## [Data listing]
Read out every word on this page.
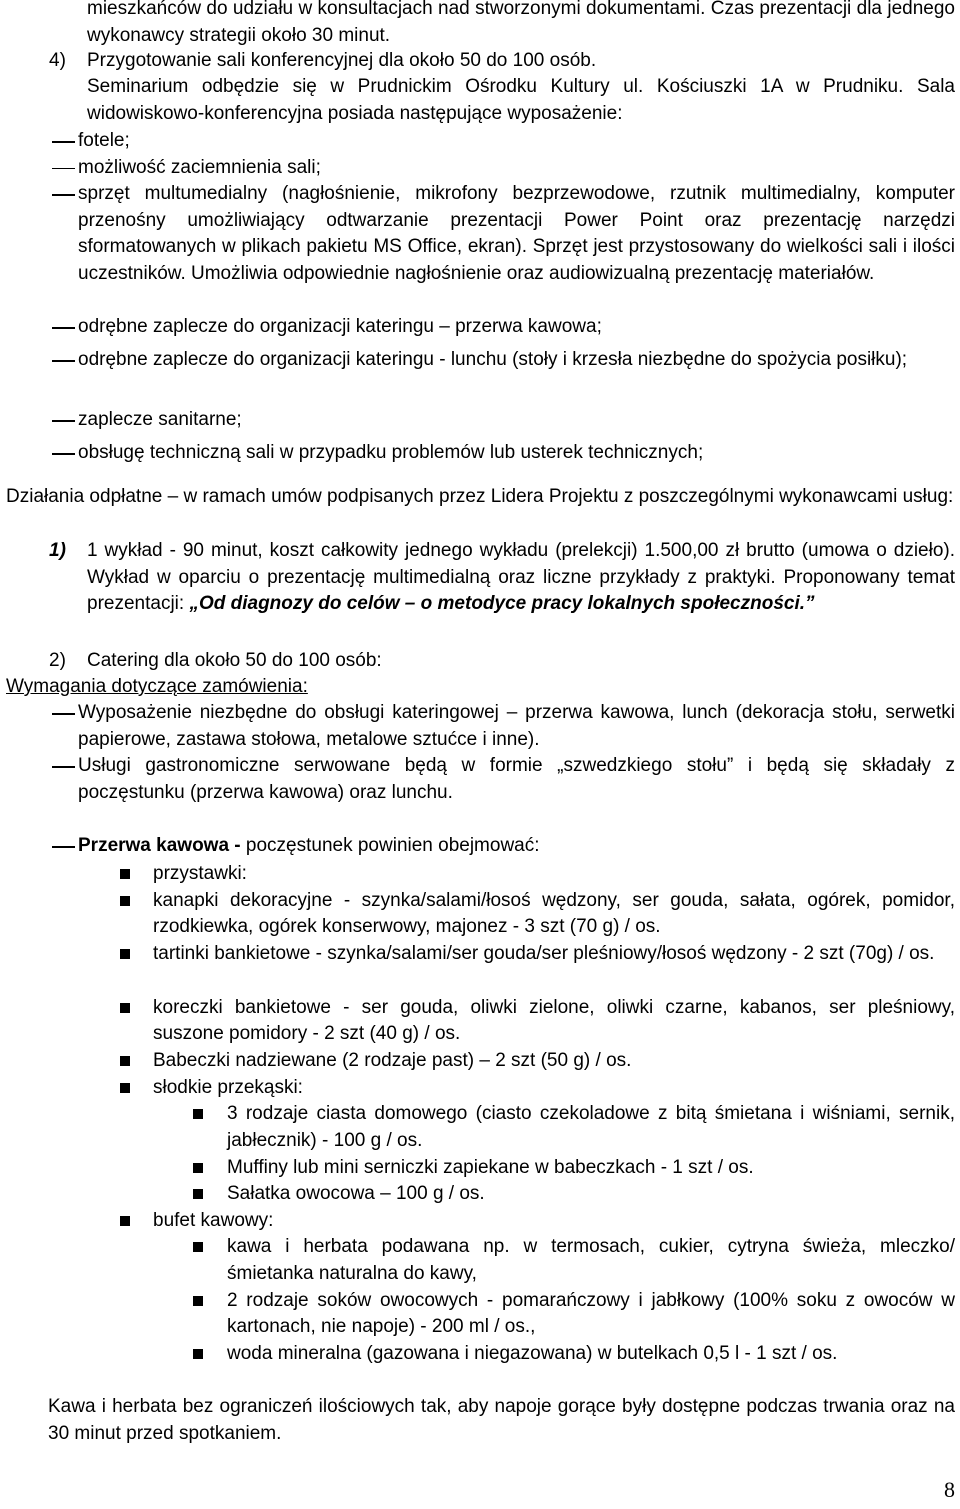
mieszkańców do udziału w konsultacjach nad stworzonymi dokumentami. Czas prezentacji dla jednego wykonawcy strategii około 30 minut.

4) Przygotowanie sali konferencyjnej dla około 50 do 100 osób.

Seminarium odbędzie się w Prudnickim Ośrodku Kultury ul. Kościuszki 1A w Prudniku. Sala widowiskowo-konferencyjna posiada następujące wyposażenie:

fotele;
możliwość zaciemnienia sali;

sprzęt multumedialny (nagłośnienie, mikrofony bezprzewodowe, rzutnik multimedialny, komputer przenośny umożliwiający odtwarzanie prezentacji Power Point oraz prezentację narzędzi sformatowanych w plikach pakietu MS Office, ekran). Sprzęt jest przystosowany do wielkości sali i ilości uczestników. Umożliwia odpowiednie nagłośnienie oraz audiowizualną prezentację materiałów.

odrębne zaplecze do organizacji kateringu – przerwa kawowa;

odrębne zaplecze do organizacji kateringu - lunchu (stoły i krzesła niezbędne do spożycia posiłku);

zaplecze sanitarne;
obsługę techniczną sali w przypadku problemów lub usterek technicznych;

Działania odpłatne – w ramach umów podpisanych przez Lidera Projektu z poszczególnymi wykonawcami usług:

1) 1 wykład - 90 minut, koszt całkowity jednego wykładu (prelekcji) 1.500,00 zł brutto (umowa o dzieło). Wykład w oparciu o prezentację multimedialną oraz liczne przykłady z praktyki. Proponowany temat prezentacji: „Od diagnozy do celów – o metodyce pracy lokalnych społeczności.”

2) Catering dla około 50 do 100 osób:

Wymagania dotyczące zamówienia:

Wyposażenie niezbędne do obsługi kateringowej – przerwa kawowa, lunch (dekoracja stołu, serwetki papierowe, zastawa stołowa, metalowe sztućce i inne).

Usługi gastronomiczne serwowane będą w formie „szwedzkiego stołu” i będą się składały z poczęstunku (przerwa kawowa) oraz lunchu.

Przerwa kawowa - poczęstunek powinien obejmować:
przystawki:

kanapki dekoracyjne - szynka/salami/łosoś wędzony, ser gouda, sałata, ogórek, pomidor, rzodkiewka, ogórek konserwowy, majonez - 3 szt (70 g) / os.

tartinki bankietowe - szynka/salami/ser gouda/ser pleśniowy/łosoś wędzony - 2 szt (70g) / os.

koreczki bankietowe - ser gouda, oliwki zielone, oliwki czarne, kabanos, ser pleśniowy, suszone pomidory - 2 szt (40 g) / os.

Babeczki nadziewane (2 rodzaje past) – 2 szt (50 g) / os.
słodkie przekąski:

3 rodzaje ciasta domowego (ciasto czekoladowe z bitą śmietana i wiśniami, sernik, jabłecznik) - 100 g / os.

Muffiny lub mini serniczki zapiekane w babeczkach - 1 szt / os.
Sałatka owocowa – 100 g / os.
bufet kawowy:

kawa i herbata podawana np. w termosach, cukier, cytryna świeża, mleczko/śmietanka naturalna do kawy,

2 rodzaje soków owocowych - pomarańczowy i jabłkowy (100% soku z owoców w kartonach, nie napoje) - 200 ml / os.,

woda mineralna (gazowana i niegazowana) w butelkach 0,5 l - 1 szt / os.

Kawa i herbata bez ograniczeń ilościowych tak, aby napoje gorące były dostępne podczas trwania oraz na 30 minut przed spotkaniem.

8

## [What you have to do]
Above are lines of data; state how many of them contain the word "prezentacji", with no other output.

## [Expected answer]
3